### STATED TASK
Pull out the rows from the start of the source records through the line containing "graticule xyxy=(525,225,1649,1349)", both ends included, and reproduce them without any change.

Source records
++++++++
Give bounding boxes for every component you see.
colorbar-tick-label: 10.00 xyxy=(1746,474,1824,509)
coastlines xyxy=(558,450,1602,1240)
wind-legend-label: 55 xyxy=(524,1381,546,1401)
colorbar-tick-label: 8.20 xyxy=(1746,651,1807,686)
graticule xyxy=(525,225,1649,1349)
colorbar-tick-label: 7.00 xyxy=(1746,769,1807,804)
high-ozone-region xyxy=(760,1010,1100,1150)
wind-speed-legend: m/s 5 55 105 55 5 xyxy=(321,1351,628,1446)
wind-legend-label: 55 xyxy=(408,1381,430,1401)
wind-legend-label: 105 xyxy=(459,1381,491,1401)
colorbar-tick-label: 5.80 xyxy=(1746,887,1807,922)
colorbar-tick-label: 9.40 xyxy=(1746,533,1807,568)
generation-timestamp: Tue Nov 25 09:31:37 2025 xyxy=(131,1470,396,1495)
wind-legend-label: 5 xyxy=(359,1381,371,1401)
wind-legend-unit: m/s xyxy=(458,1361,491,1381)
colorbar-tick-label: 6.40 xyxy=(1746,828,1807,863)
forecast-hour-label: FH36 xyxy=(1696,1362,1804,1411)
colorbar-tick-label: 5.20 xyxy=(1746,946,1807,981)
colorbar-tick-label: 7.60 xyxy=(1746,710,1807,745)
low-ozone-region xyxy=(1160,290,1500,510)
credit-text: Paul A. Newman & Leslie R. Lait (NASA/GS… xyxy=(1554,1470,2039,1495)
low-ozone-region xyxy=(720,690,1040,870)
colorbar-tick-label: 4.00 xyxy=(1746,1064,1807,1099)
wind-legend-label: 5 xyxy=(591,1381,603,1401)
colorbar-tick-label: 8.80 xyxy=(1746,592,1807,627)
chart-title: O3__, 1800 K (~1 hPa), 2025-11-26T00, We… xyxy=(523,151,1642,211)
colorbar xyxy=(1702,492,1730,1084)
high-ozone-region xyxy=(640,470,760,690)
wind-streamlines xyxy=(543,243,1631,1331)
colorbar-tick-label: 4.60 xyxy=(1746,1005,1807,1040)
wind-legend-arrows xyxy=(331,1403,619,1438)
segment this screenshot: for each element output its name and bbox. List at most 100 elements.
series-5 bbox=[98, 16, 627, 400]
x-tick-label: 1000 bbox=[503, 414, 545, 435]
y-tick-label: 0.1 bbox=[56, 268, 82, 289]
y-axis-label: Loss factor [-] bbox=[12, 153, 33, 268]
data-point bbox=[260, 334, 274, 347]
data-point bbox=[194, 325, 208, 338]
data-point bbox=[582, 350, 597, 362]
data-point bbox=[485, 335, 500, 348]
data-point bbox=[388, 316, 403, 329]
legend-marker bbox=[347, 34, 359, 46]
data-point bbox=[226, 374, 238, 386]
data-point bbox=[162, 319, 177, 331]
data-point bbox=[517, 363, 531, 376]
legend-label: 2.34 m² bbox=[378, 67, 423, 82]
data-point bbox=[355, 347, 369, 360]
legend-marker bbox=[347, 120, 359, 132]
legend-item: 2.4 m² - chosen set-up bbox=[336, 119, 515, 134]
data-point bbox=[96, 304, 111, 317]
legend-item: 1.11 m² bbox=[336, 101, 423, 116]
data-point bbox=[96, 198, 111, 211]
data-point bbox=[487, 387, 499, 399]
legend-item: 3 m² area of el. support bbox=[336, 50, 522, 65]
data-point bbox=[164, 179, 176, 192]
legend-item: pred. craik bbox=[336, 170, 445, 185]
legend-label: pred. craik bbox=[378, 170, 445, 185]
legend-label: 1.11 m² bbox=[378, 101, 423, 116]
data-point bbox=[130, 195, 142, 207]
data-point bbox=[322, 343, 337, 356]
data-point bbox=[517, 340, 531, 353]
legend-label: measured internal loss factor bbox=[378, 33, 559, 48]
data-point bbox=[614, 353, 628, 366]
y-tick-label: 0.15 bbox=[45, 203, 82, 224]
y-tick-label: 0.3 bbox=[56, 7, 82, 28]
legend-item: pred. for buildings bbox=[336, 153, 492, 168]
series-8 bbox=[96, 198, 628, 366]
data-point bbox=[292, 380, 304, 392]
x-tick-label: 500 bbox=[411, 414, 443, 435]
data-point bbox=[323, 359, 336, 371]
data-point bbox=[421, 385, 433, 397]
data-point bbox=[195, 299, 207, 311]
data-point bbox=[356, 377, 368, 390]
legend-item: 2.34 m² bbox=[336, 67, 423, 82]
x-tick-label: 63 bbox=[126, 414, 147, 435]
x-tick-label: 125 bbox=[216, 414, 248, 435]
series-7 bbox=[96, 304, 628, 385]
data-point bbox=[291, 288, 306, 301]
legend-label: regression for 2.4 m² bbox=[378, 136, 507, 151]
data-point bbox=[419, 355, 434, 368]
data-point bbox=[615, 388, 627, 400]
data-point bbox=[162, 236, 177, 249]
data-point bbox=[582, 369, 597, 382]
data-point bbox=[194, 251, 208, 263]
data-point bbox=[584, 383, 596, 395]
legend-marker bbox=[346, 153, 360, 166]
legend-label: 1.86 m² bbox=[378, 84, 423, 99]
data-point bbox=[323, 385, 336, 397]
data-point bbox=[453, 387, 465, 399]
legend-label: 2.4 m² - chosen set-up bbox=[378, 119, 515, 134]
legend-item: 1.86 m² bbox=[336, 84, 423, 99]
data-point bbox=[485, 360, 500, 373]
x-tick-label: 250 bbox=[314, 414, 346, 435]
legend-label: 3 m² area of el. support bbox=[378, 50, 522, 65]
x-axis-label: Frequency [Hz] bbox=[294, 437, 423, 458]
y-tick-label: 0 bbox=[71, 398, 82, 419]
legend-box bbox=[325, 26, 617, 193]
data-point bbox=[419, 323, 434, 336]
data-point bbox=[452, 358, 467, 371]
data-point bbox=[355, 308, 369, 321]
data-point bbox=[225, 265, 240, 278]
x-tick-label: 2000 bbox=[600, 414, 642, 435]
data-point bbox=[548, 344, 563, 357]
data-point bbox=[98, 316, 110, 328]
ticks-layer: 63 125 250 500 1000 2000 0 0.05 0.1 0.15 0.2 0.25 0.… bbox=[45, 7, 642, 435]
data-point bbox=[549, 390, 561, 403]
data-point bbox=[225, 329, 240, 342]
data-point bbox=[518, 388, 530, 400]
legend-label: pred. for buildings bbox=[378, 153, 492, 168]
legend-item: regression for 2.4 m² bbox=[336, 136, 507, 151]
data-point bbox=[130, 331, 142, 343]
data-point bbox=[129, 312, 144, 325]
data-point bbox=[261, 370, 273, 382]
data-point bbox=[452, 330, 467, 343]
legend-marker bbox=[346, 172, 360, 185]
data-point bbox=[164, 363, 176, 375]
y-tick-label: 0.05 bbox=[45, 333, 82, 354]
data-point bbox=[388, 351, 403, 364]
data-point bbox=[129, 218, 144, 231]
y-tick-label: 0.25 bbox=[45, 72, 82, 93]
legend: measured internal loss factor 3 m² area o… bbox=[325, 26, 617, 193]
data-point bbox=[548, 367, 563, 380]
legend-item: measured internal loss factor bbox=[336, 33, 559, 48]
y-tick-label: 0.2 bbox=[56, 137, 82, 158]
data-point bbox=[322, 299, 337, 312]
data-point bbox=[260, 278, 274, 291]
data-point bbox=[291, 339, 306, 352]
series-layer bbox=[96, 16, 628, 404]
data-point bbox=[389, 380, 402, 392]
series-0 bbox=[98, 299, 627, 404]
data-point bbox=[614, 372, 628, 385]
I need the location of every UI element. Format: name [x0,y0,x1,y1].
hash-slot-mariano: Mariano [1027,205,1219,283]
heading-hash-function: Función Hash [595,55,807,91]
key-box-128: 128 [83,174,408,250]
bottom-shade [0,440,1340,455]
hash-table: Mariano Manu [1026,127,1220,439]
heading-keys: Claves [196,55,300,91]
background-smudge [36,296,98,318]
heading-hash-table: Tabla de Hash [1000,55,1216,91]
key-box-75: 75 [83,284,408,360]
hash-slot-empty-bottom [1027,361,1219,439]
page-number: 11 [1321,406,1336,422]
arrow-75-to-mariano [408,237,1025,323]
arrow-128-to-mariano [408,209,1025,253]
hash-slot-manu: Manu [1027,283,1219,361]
++++++++
### SOLUTION FOR THIS TASK
Give bounding boxes for every component you see.
colorbar-tick-label: 10.00 xyxy=(1746,474,1824,509)
coastlines xyxy=(558,450,1602,1240)
wind-legend-label: 55 xyxy=(524,1381,546,1401)
colorbar-tick-label: 8.20 xyxy=(1746,651,1807,686)
graticule xyxy=(525,225,1649,1349)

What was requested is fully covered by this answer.